* Direction
Write what comes next in the passage on measuring soil particle size by sieve and hydrometer analysis, picking up after its final sentence.

* Reading text
The study was carried out using a combination of mechanical (sieve analysis) and sedimentation (hydrometer analysis) methods according with ISO 17892-4 (2016). Soil particles larger than 0.063 mm were subjected to sieve analysis, while smaller fractions were used to prepare the suspension and tested using the hydrometer method.

Sedimentation methods based on the fractionation of soil in water suspension are based on the Stokes law, which determines that the free-fall velocity of spherical particles is directly proportional to their diameter and specific density, and depends on the specific density and viscosity of the liquid (water) in which the particles fall and due to gravitational acceleration (Myślińska 1992).

Since Stokes law determines the falling velocity of spherical particles, and most ground particles are irregular but not spherical, the concept of equivalent diameter (dT) is introduced.

Assuming that, at the beginning of sedimentation analysis, the carefully mixed soil suspension is homogeneous and the particles fall freely, independently of each other, we can transform the formula from Stokes's law and obtain data on the size of the falling particles. Knowing the values of the viscosity and specific density of water, the specific density of the soil skeleton, the acceleration of gravity, which are constant values for a given research, and substituting the road to time ratio for velocity, it is possible — by conducting hydrometric analysis — to determine the equivalent diameter (dT) that has travelled the distance (HR) after the time (T). This time is specified in the ISO 14688-2 standard (ISO 2017). Hydrometer descent readings are taken after 30 s, 1, 2, 5, 15, 30 min, and after 1, 2, 4, and 24 h. The temperature of the slurry is also recorded for each reading. The percentage of particles of the calculated diameter is determined by a formula that includes measuring the density of the suspension with a hydrometer. As a result, it is obtained as a percentage of all particles with diameter smaller than dT.

Table 1 summarizes the basic descriptive statistics of the analysed variables.

* Information supplied

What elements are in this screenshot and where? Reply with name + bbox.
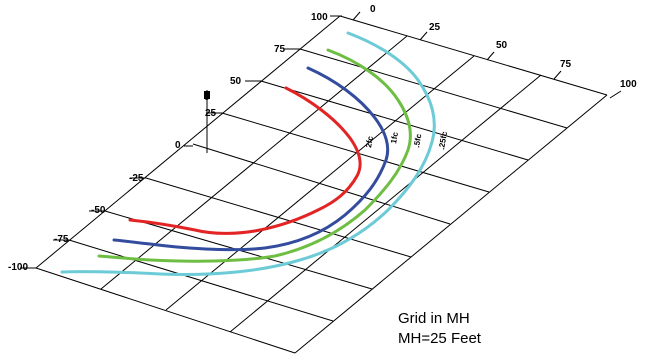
- plan-grid: [20, 11, 622, 354]
- grid-line-x100: [294, 94, 608, 354]
- pole-marker: 0: [204, 90, 210, 153]
- grid-line-y0: [192, 143, 451, 225]
- y-tick-100: 100: [311, 12, 328, 23]
- x-tick-75: 75: [560, 59, 572, 70]
- x-tick-100: 100: [620, 79, 637, 90]
- tick-leader-x50: [486, 51, 495, 61]
- tick-leader-x75: [553, 70, 562, 80]
- tick-leader-x25: [419, 31, 428, 41]
- y-tick-neg50: -50: [91, 205, 106, 216]
- tick-leader-x0: [352, 11, 361, 21]
- grid-line-x0: [35, 15, 341, 269]
- y-tick-neg25: -25: [129, 173, 144, 184]
- caption-line-2: MH=25 Feet: [398, 330, 482, 347]
- contour-label-05fc: .5fc: [412, 133, 423, 149]
- contour-1fc: [112, 66, 390, 252]
- grid-line-y-100: [35, 267, 296, 354]
- contour-label-2fc: 2fc: [364, 135, 375, 148]
- caption-line-1: Grid in MH: [398, 310, 470, 327]
- y-tick-0: 0: [175, 140, 181, 151]
- grid-line-x50: [165, 55, 475, 311]
- contour-2fc: [128, 86, 362, 235]
- x-tick-50: 50: [496, 40, 508, 51]
- y-tick-neg75: -75: [54, 234, 69, 245]
- contour-label-025fc: .25fc: [437, 130, 449, 150]
- grid-line-x25: [100, 35, 408, 290]
- grid-line-y25: [221, 112, 490, 193]
- grid-line-y75: [299, 48, 568, 129]
- grid-line-y50: [260, 80, 529, 161]
- pole-marker-label: 0: [204, 92, 210, 103]
- grid-line-y100: [339, 15, 608, 96]
- y-tick-25: 25: [205, 108, 217, 119]
- x-tick-25: 25: [429, 22, 441, 33]
- y-tick-75: 75: [274, 44, 286, 55]
- grid-line-x75: [229, 74, 542, 333]
- luminaire-head-icon: [204, 91, 210, 99]
- tick-leader-x100: [609, 90, 622, 99]
- y-tick-neg100: -100: [8, 262, 28, 273]
- y-tick-50: 50: [230, 76, 242, 87]
- contour-05fc: [97, 48, 412, 263]
- contour-025fc: [60, 31, 436, 276]
- isofootcandle-contours: [60, 31, 436, 276]
- x-tick-0: 0: [370, 4, 376, 15]
- contour-label-1fc: 1fc: [389, 131, 400, 144]
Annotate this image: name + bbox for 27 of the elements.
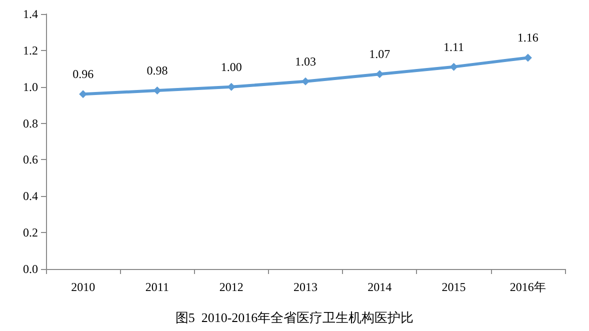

* Output of the exercise
Table 1 Descriptive statistics of analysed variables

The hydrometer readings decrease over time, on average from 23.8 after 30 s to 1.0 after 24 h. The interquartile range also decreases, from 9.7 after 30 s to 3.3 after 24 h.

Comparison of skewness and its standard error indicates left-skewness of hydrometer readings after 30’’, 1’ and 2’, and right-skewness of hydrometer readings after 15’, 30’, 1 h, 2 h, 4 h, 24 h and temperature. Therefore, the median and interquartile range are more adequate sample characteristics.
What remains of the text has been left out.